Task directions –
Write out each record again exactly as it stands.
#### Entries provided ####
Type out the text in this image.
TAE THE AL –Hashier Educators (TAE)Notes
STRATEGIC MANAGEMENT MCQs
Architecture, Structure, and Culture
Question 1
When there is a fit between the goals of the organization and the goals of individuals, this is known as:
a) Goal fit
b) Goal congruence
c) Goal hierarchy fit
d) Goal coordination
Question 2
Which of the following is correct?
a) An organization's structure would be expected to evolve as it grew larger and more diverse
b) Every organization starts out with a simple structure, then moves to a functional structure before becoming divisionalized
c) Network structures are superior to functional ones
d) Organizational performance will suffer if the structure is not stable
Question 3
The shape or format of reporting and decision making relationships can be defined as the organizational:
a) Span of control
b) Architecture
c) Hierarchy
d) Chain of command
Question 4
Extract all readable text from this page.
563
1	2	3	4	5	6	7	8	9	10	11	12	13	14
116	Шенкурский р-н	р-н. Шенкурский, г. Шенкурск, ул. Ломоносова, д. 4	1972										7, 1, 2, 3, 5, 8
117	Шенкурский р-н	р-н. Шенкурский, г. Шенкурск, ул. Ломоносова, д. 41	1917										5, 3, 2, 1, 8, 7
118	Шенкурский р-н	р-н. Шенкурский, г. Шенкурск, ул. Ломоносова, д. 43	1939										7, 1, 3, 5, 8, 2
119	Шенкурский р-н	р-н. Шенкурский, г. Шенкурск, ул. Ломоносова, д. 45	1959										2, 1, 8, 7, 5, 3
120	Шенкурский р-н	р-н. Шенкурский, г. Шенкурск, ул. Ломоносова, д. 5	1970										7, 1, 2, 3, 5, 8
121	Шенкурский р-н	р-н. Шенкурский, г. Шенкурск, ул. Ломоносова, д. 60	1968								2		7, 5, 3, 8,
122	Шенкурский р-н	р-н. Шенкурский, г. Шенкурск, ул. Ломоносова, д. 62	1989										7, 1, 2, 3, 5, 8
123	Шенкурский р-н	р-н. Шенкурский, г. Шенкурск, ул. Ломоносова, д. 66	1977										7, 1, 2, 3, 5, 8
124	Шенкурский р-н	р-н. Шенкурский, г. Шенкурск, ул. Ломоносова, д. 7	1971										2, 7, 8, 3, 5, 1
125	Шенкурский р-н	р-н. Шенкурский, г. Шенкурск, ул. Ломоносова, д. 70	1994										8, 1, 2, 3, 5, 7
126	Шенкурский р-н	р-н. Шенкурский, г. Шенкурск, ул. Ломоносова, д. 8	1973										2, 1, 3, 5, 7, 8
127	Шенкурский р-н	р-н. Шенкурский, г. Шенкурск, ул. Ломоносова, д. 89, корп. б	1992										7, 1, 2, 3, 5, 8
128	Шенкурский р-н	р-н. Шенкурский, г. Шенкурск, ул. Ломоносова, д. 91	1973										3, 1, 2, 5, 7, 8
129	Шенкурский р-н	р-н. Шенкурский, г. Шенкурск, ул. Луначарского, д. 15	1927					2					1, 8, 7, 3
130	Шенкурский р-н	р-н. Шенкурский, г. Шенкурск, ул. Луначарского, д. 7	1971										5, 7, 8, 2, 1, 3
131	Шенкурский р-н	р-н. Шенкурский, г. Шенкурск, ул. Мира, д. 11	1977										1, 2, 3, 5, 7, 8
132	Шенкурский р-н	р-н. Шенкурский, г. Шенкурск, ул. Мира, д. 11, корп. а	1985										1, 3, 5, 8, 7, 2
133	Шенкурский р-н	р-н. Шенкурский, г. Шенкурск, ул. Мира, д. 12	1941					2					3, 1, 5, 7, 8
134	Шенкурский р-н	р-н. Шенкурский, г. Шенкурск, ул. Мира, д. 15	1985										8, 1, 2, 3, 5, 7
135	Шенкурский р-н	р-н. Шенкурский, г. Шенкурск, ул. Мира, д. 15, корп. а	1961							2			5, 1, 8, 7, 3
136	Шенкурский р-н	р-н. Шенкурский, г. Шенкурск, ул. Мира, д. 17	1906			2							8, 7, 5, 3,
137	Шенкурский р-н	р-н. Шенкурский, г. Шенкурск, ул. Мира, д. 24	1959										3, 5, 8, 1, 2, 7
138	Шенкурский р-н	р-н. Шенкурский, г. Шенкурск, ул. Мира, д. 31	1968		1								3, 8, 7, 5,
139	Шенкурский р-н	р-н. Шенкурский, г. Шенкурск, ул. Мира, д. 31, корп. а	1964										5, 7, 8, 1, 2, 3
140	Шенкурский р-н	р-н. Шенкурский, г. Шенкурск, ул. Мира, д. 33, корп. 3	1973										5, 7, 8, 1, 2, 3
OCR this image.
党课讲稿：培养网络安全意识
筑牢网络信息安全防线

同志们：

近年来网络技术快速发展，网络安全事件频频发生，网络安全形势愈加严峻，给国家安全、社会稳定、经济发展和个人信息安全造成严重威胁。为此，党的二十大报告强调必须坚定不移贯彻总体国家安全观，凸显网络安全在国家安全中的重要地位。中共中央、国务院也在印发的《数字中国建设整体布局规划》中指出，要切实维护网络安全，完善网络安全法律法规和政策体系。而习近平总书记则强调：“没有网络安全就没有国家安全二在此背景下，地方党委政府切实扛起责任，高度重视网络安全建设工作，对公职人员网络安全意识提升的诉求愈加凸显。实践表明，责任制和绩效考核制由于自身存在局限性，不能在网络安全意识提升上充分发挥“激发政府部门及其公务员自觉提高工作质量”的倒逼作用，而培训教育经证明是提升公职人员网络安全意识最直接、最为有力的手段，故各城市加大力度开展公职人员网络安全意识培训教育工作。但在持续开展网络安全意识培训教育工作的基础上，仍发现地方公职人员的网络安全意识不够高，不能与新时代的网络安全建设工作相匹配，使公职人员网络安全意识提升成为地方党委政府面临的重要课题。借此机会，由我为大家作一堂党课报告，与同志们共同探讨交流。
####
Output of the exercise –
Type out the text in this image.
TAE THE AL –Hashier Educators (TAE)Notes
STRATEGIC MANAGEMENT MCQs
Architecture, Structure, and Culture
Question 1
When there is a fit between the goals of the organization and the goals of individuals, this is known as:
a) Goal fit
b) Goal congruence
c) Goal hierarchy fit
d) Goal coordination
Question 2
Which of the following is correct?
a) An organization's structure would be expected to evolve as it grew larger and more diverse
b) Every organization starts out with a simple structure, then moves to a functional structure before becoming divisionalized
c) Network structures are superior to functional ones
d) Organizational performance will suffer if the structure is not stable
Question 3
The shape or format of reporting and decision making relationships can be defined as the organizational:
a) Span of control
b) Architecture
c) Hierarchy
d) Chain of command
Question 4
Extract all readable text from this page.
563
1	2	3	4	5	6	7	8	9	10	11	12	13	14
116	Шенкурский р-н	р-н. Шенкурский, г. Шенкурск, ул. Ломоносова, д. 4	1972										7, 1, 2, 3, 5, 8
117	Шенкурский р-н	р-н. Шенкурский, г. Шенкурск, ул. Ломоносова, д. 41	1917										5, 3, 2, 1, 8, 7
118	Шенкурский р-н	р-н. Шенкурский, г. Шенкурск, ул. Ломоносова, д. 43	1939										7, 1, 3, 5, 8, 2
119	Шенкурский р-н	р-н. Шенкурский, г. Шенкурск, ул. Ломоносова, д. 45	1959										2, 1, 8, 7, 5, 3
120	Шенкурский р-н	р-н. Шенкурский, г. Шенкурск, ул. Ломоносова, д. 5	1970										7, 1, 2, 3, 5, 8
121	Шенкурский р-н	р-н. Шенкурский, г. Шенкурск, ул. Ломоносова, д. 60	1968								2		7, 5, 3, 8,
122	Шенкурский р-н	р-н. Шенкурский, г. Шенкурск, ул. Ломоносова, д. 62	1989										7, 1, 2, 3, 5, 8
123	Шенкурский р-н	р-н. Шенкурский, г. Шенкурск, ул. Ломоносова, д. 66	1977										7, 1, 2, 3, 5, 8
124	Шенкурский р-н	р-н. Шенкурский, г. Шенкурск, ул. Ломоносова, д. 7	1971										2, 7, 8, 3, 5, 1
125	Шенкурский р-н	р-н. Шенкурский, г. Шенкурск, ул. Ломоносова, д. 70	1994										8, 1, 2, 3, 5, 7
126	Шенкурский р-н	р-н. Шенкурский, г. Шенкурск, ул. Ломоносова, д. 8	1973										2, 1, 3, 5, 7, 8
127	Шенкурский р-н	р-н. Шенкурский, г. Шенкурск, ул. Ломоносова, д. 89, корп. б	1992										7, 1, 2, 3, 5, 8
128	Шенкурский р-н	р-н. Шенкурский, г. Шенкурск, ул. Ломоносова, д. 91	1973										3, 1, 2, 5, 7, 8
129	Шенкурский р-н	р-н. Шенкурский, г. Шенкурск, ул. Луначарского, д. 15	1927					2					1, 8, 7, 3
130	Шенкурский р-н	р-н. Шенкурский, г. Шенкурск, ул. Луначарского, д. 7	1971										5, 7, 8, 2, 1, 3
131	Шенкурский р-н	р-н. Шенкурский, г. Шенкурск, ул. Мира, д. 11	1977										1, 2, 3, 5, 7, 8
132	Шенкурский р-н	р-н. Шенкурский, г. Шенкурск, ул. Мира, д. 11, корп. а	1985										1, 3, 5, 8, 7, 2
133	Шенкурский р-н	р-н. Шенкурский, г. Шенкурск, ул. Мира, д. 12	1941					2					3, 1, 5, 7, 8
134	Шенкурский р-н	р-н. Шенкурский, г. Шенкурск, ул. Мира, д. 15	1985										8, 1, 2, 3, 5, 7
135	Шенкурский р-н	р-н. Шенкурский, г. Шенкурск, ул. Мира, д. 15, корп. а	1961							2			5, 1, 8, 7, 3
136	Шенкурский р-н	р-н. Шенкурский, г. Шенкурск, ул. Мира, д. 17	1906			2							8, 7, 5, 3,
137	Шенкурский р-н	р-н. Шенкурский, г. Шенкурск, ул. Мира, д. 24	1959										3, 5, 8, 1, 2, 7
138	Шенкурский р-н	р-н. Шенкурский, г. Шенкурск, ул. Мира, д. 31	1968		1								3, 8, 7, 5,
139	Шенкурский р-н	р-н. Шенкурский, г. Шенкурск, ул. Мира, д. 31, корп. а	1964										5, 7, 8, 1, 2, 3
140	Шенкурский р-н	р-н. Шенкурский, г. Шенкурск, ул. Мира, д. 33, корп. 3	1973										5, 7, 8, 1, 2, 3
OCR this image.
党课讲稿：培养网络安全意识
筑牢网络信息安全防线

同志们：

近年来网络技术快速发展，网络安全事件频频发生，网络安全形势愈加严峻，给国家安全、社会稳定、经济发展和个人信息安全造成严重威胁。为此，党的二十大报告强调必须坚定不移贯彻总体国家安全观，凸显网络安全在国家安全中的重要地位。中共中央、国务院也在印发的《数字中国建设整体布局规划》中指出，要切实维护网络安全，完善网络安全法律法规和政策体系。而习近平总书记则强调：“没有网络安全就没有国家安全二在此背景下，地方党委政府切实扛起责任，高度重视网络安全建设工作，对公职人员网络安全意识提升的诉求愈加凸显。实践表明，责任制和绩效考核制由于自身存在局限性，不能在网络安全意识提升上充分发挥“激发政府部门及其公务员自觉提高工作质量”的倒逼作用，而培训教育经证明是提升公职人员网络安全意识最直接、最为有力的手段，故各城市加大力度开展公职人员网络安全意识培训教育工作。但在持续开展网络安全意识培训教育工作的基础上，仍发现地方公职人员的网络安全意识不够高，不能与新时代的网络安全建设工作相匹配，使公职人员网络安全意识提升成为地方党委政府面临的重要课题。借此机会，由我为大家作一堂党课报告，与同志们共同探讨交流。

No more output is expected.